» **AIM OF THE TASK**: Exactly as written, print each record in the listing.

--- BEGIN PROVIDED DATA ---

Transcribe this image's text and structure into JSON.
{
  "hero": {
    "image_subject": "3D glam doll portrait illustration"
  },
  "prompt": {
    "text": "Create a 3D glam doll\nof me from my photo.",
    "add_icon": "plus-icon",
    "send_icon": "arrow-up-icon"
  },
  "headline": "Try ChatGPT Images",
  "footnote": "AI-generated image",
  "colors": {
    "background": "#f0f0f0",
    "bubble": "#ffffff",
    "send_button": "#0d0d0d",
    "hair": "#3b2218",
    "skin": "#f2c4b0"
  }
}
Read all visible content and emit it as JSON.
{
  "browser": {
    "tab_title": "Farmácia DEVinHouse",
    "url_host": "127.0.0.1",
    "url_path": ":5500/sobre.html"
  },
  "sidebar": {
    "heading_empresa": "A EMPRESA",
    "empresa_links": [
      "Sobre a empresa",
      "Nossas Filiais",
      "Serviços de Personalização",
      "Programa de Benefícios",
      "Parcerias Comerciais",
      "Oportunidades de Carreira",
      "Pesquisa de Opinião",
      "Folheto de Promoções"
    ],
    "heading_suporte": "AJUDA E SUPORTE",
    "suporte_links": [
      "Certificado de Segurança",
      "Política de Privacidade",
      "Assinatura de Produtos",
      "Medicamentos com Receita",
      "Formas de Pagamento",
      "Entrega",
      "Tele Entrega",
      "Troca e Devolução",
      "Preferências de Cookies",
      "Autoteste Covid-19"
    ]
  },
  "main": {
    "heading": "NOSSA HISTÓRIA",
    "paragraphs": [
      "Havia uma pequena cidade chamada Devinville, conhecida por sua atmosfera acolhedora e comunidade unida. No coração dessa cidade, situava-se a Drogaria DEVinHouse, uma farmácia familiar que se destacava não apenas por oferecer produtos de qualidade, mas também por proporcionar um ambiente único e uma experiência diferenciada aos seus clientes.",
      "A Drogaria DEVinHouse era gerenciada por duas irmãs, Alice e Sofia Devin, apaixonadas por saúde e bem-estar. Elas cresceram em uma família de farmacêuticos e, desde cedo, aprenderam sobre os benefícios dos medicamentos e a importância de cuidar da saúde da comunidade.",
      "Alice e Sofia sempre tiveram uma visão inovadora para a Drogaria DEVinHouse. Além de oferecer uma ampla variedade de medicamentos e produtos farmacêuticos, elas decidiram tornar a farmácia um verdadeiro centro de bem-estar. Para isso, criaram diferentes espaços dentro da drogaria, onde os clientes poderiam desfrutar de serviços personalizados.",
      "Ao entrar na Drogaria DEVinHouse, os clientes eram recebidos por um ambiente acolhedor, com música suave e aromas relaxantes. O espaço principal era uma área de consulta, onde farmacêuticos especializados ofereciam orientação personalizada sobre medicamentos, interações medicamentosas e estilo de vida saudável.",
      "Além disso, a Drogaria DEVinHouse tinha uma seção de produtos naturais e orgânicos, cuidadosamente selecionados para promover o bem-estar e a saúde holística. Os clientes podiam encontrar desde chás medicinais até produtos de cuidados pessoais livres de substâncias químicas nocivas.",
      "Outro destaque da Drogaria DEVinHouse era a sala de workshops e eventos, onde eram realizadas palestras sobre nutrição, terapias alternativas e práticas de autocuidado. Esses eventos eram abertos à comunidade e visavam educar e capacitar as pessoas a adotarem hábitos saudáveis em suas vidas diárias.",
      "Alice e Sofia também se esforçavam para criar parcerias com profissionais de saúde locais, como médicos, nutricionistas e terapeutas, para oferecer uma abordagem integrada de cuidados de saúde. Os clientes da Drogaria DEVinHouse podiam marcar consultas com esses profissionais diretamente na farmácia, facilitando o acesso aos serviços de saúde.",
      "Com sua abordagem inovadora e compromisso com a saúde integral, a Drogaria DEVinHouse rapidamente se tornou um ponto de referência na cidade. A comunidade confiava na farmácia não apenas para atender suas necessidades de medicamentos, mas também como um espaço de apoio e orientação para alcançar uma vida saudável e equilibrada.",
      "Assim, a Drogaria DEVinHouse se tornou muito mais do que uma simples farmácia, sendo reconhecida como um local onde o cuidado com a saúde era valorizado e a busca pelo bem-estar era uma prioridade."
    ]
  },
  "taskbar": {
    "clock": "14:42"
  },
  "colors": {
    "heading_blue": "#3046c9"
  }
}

--- END PROVIDED DATA ---

» **COMPLETED TASK**:
Transcribe this image's text and structure into JSON.
{
  "hero": {
    "image_subject": "3D glam doll portrait illustration"
  },
  "prompt": {
    "text": "Create a 3D glam doll\nof me from my photo.",
    "add_icon": "plus-icon",
    "send_icon": "arrow-up-icon"
  },
  "headline": "Try ChatGPT Images",
  "footnote": "AI-generated image",
  "colors": {
    "background": "#f0f0f0",
    "bubble": "#ffffff",
    "send_button": "#0d0d0d",
    "hair": "#3b2218",
    "skin": "#f2c4b0"
  }
}
Read all visible content and emit it as JSON.
{
  "browser": {
    "tab_title": "Farmácia DEVinHouse",
    "url_host": "127.0.0.1",
    "url_path": ":5500/sobre.html"
  },
  "sidebar": {
    "heading_empresa": "A EMPRESA",
    "empresa_links": [
      "Sobre a empresa",
      "Nossas Filiais",
      "Serviços de Personalização",
      "Programa de Benefícios",
      "Parcerias Comerciais",
      "Oportunidades de Carreira",
      "Pesquisa de Opinião",
      "Folheto de Promoções"
    ],
    "heading_suporte": "AJUDA E SUPORTE",
    "suporte_links": [
      "Certificado de Segurança",
      "Política de Privacidade",
      "Assinatura de Produtos",
      "Medicamentos com Receita",
      "Formas de Pagamento",
      "Entrega",
      "Tele Entrega",
      "Troca e Devolução",
      "Preferências de Cookies",
      "Autoteste Covid-19"
    ]
  },
  "main": {
    "heading": "NOSSA HISTÓRIA",
    "paragraphs": [
      "Havia uma pequena cidade chamada Devinville, conhecida por sua atmosfera acolhedora e comunidade unida. No coração dessa cidade, situava-se a Drogaria DEVinHouse, uma farmácia familiar que se destacava não apenas por oferecer produtos de qualidade, mas também por proporcionar um ambiente único e uma experiência diferenciada aos seus clientes.",
      "A Drogaria DEVinHouse era gerenciada por duas irmãs, Alice e Sofia Devin, apaixonadas por saúde e bem-estar. Elas cresceram em uma família de farmacêuticos e, desde cedo, aprenderam sobre os benefícios dos medicamentos e a importância de cuidar da saúde da comunidade.",
      "Alice e Sofia sempre tiveram uma visão inovadora para a Drogaria DEVinHouse. Além de oferecer uma ampla variedade de medicamentos e produtos farmacêuticos, elas decidiram tornar a farmácia um verdadeiro centro de bem-estar. Para isso, criaram diferentes espaços dentro da drogaria, onde os clientes poderiam desfrutar de serviços personalizados.",
      "Ao entrar na Drogaria DEVinHouse, os clientes eram recebidos por um ambiente acolhedor, com música suave e aromas relaxantes. O espaço principal era uma área de consulta, onde farmacêuticos especializados ofereciam orientação personalizada sobre medicamentos, interações medicamentosas e estilo de vida saudável.",
      "Além disso, a Drogaria DEVinHouse tinha uma seção de produtos naturais e orgânicos, cuidadosamente selecionados para promover o bem-estar e a saúde holística. Os clientes podiam encontrar desde chás medicinais até produtos de cuidados pessoais livres de substâncias químicas nocivas.",
      "Outro destaque da Drogaria DEVinHouse era a sala de workshops e eventos, onde eram realizadas palestras sobre nutrição, terapias alternativas e práticas de autocuidado. Esses eventos eram abertos à comunidade e visavam educar e capacitar as pessoas a adotarem hábitos saudáveis em suas vidas diárias.",
      "Alice e Sofia também se esforçavam para criar parcerias com profissionais de saúde locais, como médicos, nutricionistas e terapeutas, para oferecer uma abordagem integrada de cuidados de saúde. Os clientes da Drogaria DEVinHouse podiam marcar consultas com esses profissionais diretamente na farmácia, facilitando o acesso aos serviços de saúde.",
      "Com sua abordagem inovadora e compromisso com a saúde integral, a Drogaria DEVinHouse rapidamente se tornou um ponto de referência na cidade. A comunidade confiava na farmácia não apenas para atender suas necessidades de medicamentos, mas também como um espaço de apoio e orientação para alcançar uma vida saudável e equilibrada.",
      "Assim, a Drogaria DEVinHouse se tornou muito mais do que uma simples farmácia, sendo reconhecida como um local onde o cuidado com a saúde era valorizado e a busca pelo bem-estar era uma prioridade."
    ]
  },
  "taskbar": {
    "clock": "14:42"
  },
  "colors": {
    "heading_blue": "#3046c9"
  }
}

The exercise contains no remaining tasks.